**GIVEN PROBLEM**
Find the lines below that contain the string "title". Copy each one.

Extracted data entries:
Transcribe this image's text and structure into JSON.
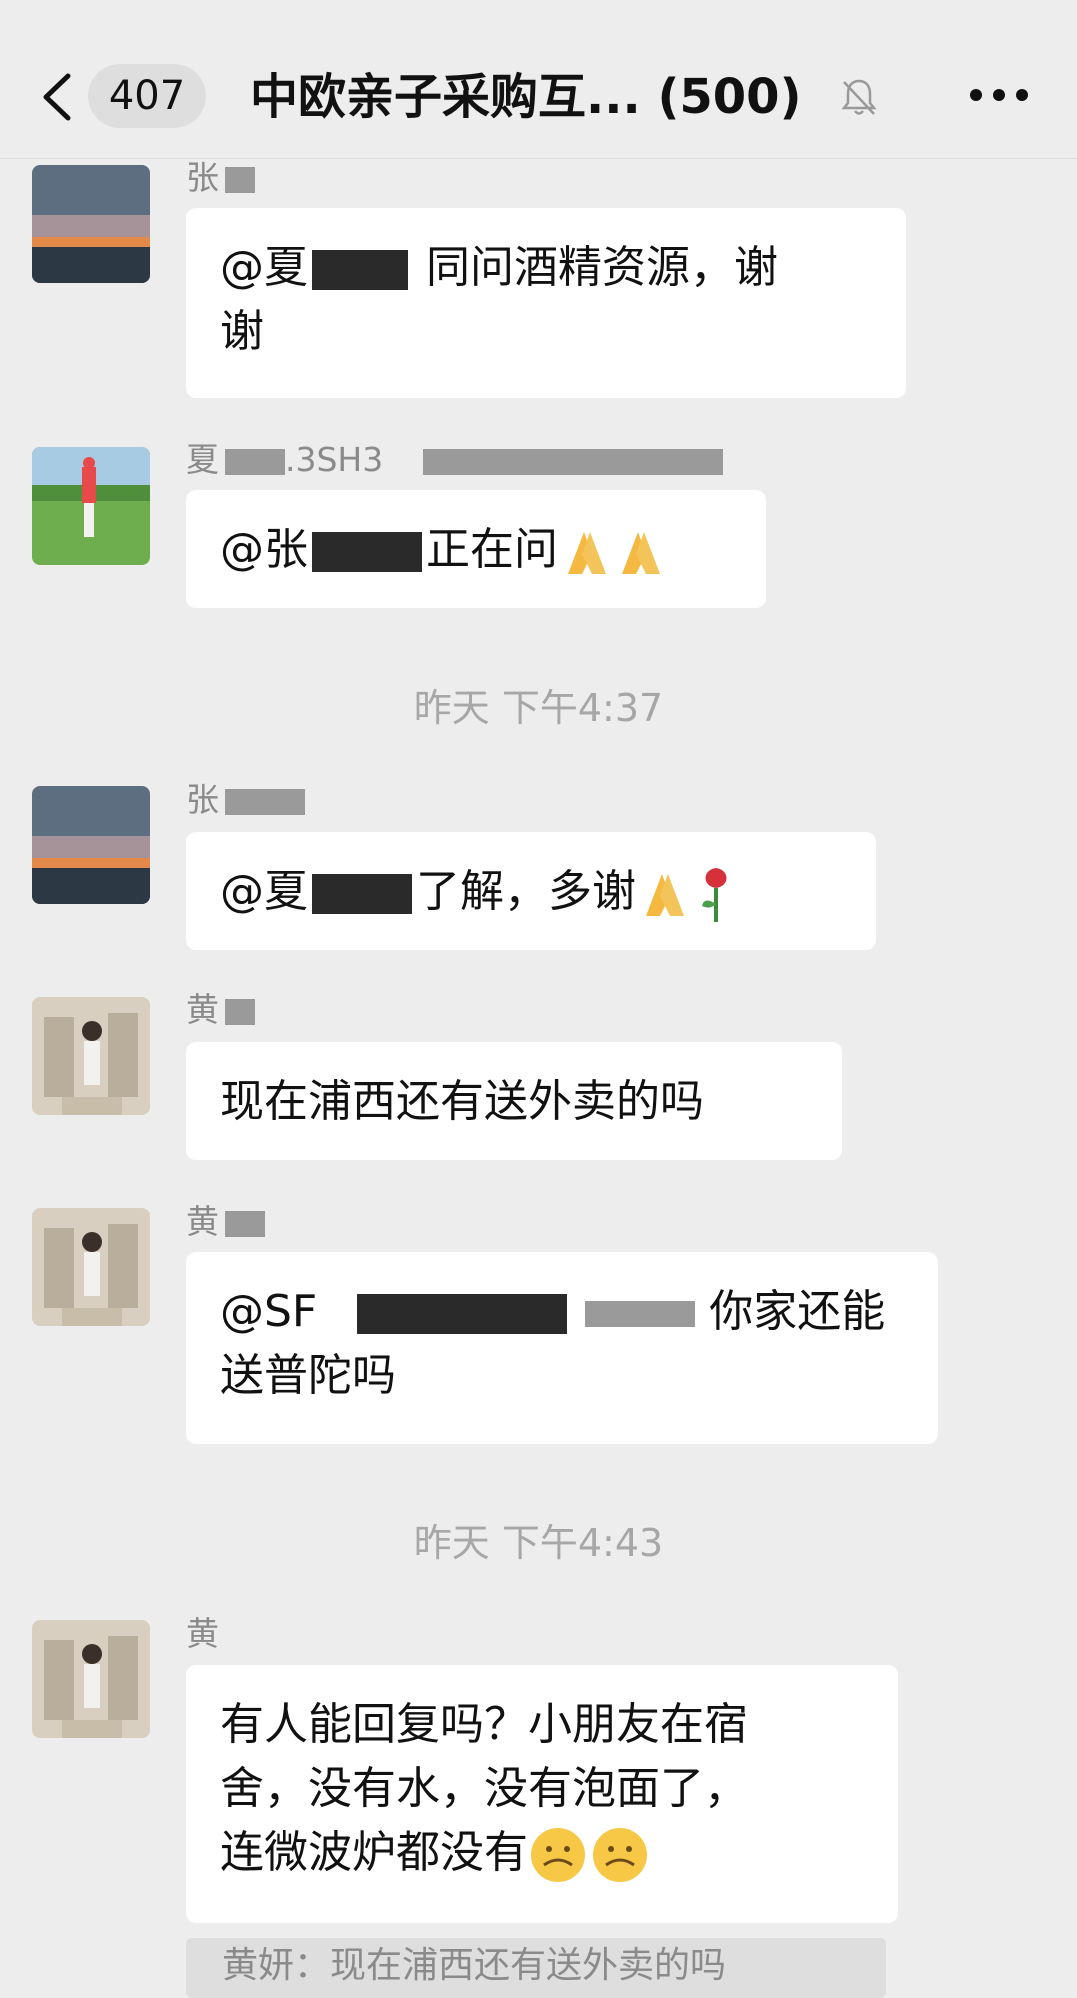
{
  "header": {
    "unread_count": "407",
    "title": "中欧亲子采购互...",
    "member_count": "(500)"
  },
  "messages": [
    {
      "sender": "张",
      "text_prefix": "@夏",
      "text_line1": "同问酒精资源，谢",
      "text_line2": "谢"
    },
    {
      "sender": "夏",
      "sender_suffix": ".3SH3",
      "text_prefix": "@张",
      "text": "正在问"
    },
    {
      "sender": "张",
      "text_prefix": "@夏",
      "text": "了解，多谢"
    },
    {
      "sender": "黄",
      "text": "现在浦西还有送外卖的吗"
    },
    {
      "sender": "黄",
      "text_prefix": "@SF",
      "text_line1": "你家还能",
      "text_line2": "送普陀吗"
    },
    {
      "sender": "黄",
      "text_line1": "有人能回复吗？小朋友在宿",
      "text_line2": "舍，没有水，没有泡面了，",
      "text_line3": "连微波炉都没有"
    }
  ],
  "timestamps": [
    "昨天 下午4:37",
    "昨天 下午4:43"
  ],
  "quote": "黄妍：现在浦西还有送外卖的吗",
  "icons": [
    "back-icon",
    "mute-icon",
    "more-icon",
    "pray-emoji",
    "rose-emoji",
    "worried-emoji"
  ],
  "colors": {
    "background": "#ededed",
    "bubble": "#ffffff",
    "meta_text": "#a7a7a7"
  }
}
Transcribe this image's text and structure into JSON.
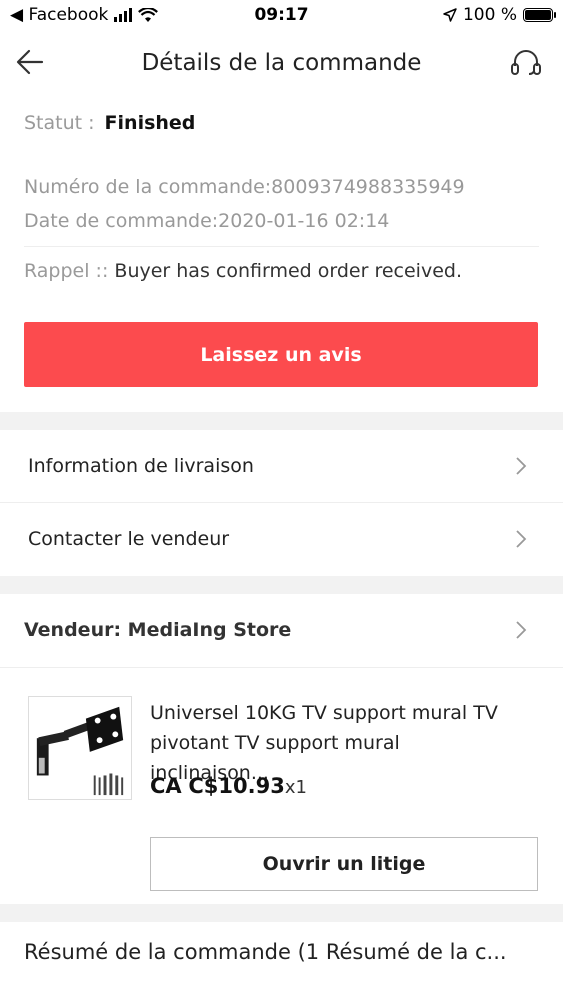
{
  "status_bar": {
    "back_app": "◀ Facebook",
    "time": "09:17",
    "battery_pct": "100 %"
  },
  "header": {
    "title": "Détails de la commande"
  },
  "order": {
    "status_label": "Statut :",
    "status_value": "Finished",
    "number_text": "Numéro de la commande:8009374988335949",
    "date_text": "Date de commande:2020-01-16 02:14",
    "reminder_label": "Rappel ::",
    "reminder_text": "Buyer has confirmed order received."
  },
  "review_button": "Laissez un avis",
  "rows": {
    "delivery": "Information de livraison",
    "contact": "Contacter le vendeur"
  },
  "seller": {
    "label": "Vendeur: MediaIng Store"
  },
  "product": {
    "title": "Universel 10KG TV support mural TV pivotant TV support mural inclinaison...",
    "price_prefix": "CA",
    "price": "C$10.93",
    "quantity": "x1"
  },
  "dispute_button": "Ouvrir un litige",
  "summary_text": "Résumé de la commande (1 Résumé de la c..."
}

**FINAL RESULT**
    "title": "中欧亲子采购互...",
    "title": "Détails de la commande"
    "title": "Universel 10KG TV support mural TV pivotant TV support mural inclinaison...",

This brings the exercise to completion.